> **Task**
Filter the data for lines with the word "JSON", then copy every line so identified.

___ Data for this exercise

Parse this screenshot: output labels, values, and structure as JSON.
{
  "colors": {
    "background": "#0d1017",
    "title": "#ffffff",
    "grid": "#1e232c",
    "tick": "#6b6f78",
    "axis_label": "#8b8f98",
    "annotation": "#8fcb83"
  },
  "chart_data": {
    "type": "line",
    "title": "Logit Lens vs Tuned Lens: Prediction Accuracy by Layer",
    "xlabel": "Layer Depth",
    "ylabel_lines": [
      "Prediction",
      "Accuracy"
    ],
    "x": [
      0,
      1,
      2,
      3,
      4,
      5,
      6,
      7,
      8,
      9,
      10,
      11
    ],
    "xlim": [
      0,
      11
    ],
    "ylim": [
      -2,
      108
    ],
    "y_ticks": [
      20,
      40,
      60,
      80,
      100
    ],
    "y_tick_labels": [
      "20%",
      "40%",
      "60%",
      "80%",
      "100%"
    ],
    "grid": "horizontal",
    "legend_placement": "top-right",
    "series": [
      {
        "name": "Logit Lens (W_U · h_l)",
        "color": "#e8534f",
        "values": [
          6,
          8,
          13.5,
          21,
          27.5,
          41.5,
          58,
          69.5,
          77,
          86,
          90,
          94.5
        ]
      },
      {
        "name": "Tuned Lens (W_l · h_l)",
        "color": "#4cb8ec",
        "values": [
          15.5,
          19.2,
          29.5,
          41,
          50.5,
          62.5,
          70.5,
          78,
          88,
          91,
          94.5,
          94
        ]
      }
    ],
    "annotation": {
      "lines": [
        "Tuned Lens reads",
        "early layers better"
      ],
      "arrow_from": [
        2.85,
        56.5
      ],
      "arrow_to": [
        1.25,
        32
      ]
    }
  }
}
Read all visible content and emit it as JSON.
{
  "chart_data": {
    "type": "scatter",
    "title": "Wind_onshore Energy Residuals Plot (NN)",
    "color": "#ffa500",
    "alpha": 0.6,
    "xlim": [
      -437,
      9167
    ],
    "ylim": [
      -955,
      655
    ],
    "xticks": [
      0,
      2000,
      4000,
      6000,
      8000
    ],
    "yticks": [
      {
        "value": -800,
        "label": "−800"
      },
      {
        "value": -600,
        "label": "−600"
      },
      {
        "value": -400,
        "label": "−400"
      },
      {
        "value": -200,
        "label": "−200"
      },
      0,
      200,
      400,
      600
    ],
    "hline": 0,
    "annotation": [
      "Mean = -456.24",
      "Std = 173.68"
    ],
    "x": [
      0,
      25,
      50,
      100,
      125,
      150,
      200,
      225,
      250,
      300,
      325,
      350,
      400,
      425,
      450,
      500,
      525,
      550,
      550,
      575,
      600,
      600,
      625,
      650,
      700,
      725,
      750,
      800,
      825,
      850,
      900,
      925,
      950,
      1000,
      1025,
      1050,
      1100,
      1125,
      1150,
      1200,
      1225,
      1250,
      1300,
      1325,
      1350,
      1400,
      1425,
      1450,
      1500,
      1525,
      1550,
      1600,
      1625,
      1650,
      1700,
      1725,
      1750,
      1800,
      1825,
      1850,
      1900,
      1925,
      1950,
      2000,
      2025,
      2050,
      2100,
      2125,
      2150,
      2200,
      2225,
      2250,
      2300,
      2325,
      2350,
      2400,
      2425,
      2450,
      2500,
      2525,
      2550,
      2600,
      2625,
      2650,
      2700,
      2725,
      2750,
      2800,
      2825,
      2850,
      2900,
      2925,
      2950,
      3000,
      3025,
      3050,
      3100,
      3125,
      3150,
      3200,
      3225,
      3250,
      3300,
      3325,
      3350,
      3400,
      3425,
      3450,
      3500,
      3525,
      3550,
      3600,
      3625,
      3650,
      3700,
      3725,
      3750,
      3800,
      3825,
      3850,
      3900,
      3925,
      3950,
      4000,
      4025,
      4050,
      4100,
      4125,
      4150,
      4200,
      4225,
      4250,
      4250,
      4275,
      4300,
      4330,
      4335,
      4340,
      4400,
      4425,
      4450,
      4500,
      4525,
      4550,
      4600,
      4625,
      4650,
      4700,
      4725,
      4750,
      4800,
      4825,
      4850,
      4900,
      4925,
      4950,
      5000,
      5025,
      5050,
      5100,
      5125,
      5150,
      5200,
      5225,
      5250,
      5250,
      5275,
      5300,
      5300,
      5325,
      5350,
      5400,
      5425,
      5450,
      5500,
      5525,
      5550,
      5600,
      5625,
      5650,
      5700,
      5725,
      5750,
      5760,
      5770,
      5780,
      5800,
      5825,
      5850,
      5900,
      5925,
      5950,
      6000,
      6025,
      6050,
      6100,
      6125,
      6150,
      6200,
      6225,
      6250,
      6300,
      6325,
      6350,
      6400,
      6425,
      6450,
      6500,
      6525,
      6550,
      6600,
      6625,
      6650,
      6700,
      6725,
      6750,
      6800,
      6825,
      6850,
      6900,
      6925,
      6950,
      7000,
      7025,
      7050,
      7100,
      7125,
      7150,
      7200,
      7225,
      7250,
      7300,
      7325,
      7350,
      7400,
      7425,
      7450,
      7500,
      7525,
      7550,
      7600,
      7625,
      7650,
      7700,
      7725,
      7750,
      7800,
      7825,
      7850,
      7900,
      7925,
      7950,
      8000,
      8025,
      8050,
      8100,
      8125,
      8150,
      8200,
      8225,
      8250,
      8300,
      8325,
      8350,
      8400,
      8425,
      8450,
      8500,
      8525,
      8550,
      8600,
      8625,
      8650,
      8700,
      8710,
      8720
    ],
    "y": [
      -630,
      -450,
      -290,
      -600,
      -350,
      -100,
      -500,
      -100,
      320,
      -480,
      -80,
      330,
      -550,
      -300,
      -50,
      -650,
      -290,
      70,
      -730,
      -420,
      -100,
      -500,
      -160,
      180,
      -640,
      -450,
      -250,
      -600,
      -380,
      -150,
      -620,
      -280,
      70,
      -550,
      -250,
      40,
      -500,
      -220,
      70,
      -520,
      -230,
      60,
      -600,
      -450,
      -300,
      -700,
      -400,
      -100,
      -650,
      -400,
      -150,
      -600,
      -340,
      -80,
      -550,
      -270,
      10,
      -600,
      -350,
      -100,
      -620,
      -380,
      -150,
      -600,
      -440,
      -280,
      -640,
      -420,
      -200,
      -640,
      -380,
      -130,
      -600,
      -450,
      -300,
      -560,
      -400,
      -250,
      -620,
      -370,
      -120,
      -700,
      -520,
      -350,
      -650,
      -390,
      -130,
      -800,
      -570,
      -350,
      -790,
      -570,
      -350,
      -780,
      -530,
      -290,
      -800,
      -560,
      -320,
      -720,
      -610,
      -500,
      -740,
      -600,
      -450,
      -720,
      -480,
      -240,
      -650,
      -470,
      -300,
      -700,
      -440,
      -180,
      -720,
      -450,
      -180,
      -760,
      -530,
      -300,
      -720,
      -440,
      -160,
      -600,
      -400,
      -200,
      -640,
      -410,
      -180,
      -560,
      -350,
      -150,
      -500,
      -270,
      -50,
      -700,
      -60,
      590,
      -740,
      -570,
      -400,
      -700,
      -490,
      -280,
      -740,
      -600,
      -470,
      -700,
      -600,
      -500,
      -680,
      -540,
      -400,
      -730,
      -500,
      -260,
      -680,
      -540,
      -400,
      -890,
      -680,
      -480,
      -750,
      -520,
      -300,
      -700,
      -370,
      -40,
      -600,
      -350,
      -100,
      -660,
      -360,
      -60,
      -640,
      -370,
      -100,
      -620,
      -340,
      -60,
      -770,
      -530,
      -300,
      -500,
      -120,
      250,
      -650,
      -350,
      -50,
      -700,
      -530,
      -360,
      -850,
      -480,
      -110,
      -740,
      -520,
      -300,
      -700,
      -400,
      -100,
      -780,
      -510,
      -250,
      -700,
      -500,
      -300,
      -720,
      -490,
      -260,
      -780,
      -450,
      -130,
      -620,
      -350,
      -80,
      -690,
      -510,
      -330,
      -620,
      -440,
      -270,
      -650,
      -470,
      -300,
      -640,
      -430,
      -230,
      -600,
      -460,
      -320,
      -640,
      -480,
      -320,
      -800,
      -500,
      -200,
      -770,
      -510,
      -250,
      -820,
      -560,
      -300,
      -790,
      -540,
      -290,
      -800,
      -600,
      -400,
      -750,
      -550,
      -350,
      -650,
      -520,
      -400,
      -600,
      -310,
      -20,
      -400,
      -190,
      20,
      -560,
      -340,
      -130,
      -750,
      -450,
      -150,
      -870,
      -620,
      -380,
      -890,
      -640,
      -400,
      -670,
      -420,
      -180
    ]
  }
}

______

> **Output of the exercise**
Parse this screenshot: output labels, values, and structure as JSON.
Read all visible content and emit it as JSON.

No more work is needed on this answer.